Are you able to quote each entry exactly as written?

### MATERIAL
::::

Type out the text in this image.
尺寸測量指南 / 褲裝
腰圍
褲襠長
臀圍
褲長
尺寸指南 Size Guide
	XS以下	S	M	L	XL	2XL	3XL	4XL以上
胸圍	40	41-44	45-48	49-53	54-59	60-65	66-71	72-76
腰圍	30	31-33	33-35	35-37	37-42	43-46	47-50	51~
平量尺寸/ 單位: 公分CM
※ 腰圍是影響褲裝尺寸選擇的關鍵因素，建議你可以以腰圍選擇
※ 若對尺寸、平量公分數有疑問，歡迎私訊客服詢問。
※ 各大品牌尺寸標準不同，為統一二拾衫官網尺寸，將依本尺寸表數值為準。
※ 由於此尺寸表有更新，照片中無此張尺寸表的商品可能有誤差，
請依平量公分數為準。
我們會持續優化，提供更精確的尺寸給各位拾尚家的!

::::

### FULL ANSWER
Type out the text in this image.
尺寸測量指南 / 褲裝
腰圍
褲襠長
臀圍
褲長
尺寸指南 Size Guide
	XS以下	S	M	L	XL	2XL	3XL	4XL以上
胸圍	40	41-44	45-48	49-53	54-59	60-65	66-71	72-76
腰圍	30	31-33	33-35	35-37	37-42	43-46	47-50	51~
平量尺寸/ 單位: 公分CM
※ 腰圍是影響褲裝尺寸選擇的關鍵因素，建議你可以以腰圍選擇
※ 若對尺寸、平量公分數有疑問，歡迎私訊客服詢問。
※ 各大品牌尺寸標準不同，為統一二拾衫官網尺寸，將依本尺寸表數值為準。
※ 由於此尺寸表有更新，照片中無此張尺寸表的商品可能有誤差，
請依平量公分數為準。
我們會持續優化，提供更精確的尺寸給各位拾尚家的!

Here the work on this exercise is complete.